Please write out the complete listing that follows, exactly as it reads.

• **Input data**
━━━━━━━━━━━━━━━━

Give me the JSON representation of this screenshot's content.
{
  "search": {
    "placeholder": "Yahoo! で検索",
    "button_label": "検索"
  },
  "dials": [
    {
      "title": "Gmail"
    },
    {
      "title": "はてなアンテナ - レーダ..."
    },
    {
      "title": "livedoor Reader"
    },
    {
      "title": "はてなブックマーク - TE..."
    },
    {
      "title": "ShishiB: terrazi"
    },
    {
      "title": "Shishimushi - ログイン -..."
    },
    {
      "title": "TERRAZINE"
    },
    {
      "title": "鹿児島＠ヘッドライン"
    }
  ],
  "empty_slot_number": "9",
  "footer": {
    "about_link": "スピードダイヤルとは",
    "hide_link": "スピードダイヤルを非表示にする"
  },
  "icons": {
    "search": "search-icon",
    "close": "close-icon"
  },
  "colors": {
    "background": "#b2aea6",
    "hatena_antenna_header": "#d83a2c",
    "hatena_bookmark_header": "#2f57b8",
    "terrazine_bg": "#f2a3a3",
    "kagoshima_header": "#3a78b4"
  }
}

━━━━━━━━━━━━━━━━

• **Response to this exercise**
Give me the JSON representation of this screenshot's content.
{
  "search": {
    "placeholder": "Yahoo! で検索",
    "button_label": "検索"
  },
  "dials": [
    {
      "title": "Gmail"
    },
    {
      "title": "はてなアンテナ - レーダ..."
    },
    {
      "title": "livedoor Reader"
    },
    {
      "title": "はてなブックマーク - TE..."
    },
    {
      "title": "ShishiB: terrazi"
    },
    {
      "title": "Shishimushi - ログイン -..."
    },
    {
      "title": "TERRAZINE"
    },
    {
      "title": "鹿児島＠ヘッドライン"
    }
  ],
  "empty_slot_number": "9",
  "footer": {
    "about_link": "スピードダイヤルとは",
    "hide_link": "スピードダイヤルを非表示にする"
  },
  "icons": {
    "search": "search-icon",
    "close": "close-icon"
  },
  "colors": {
    "background": "#b2aea6",
    "hatena_antenna_header": "#d83a2c",
    "hatena_bookmark_header": "#2f57b8",
    "terrazine_bg": "#f2a3a3",
    "kagoshima_header": "#3a78b4"
  }
}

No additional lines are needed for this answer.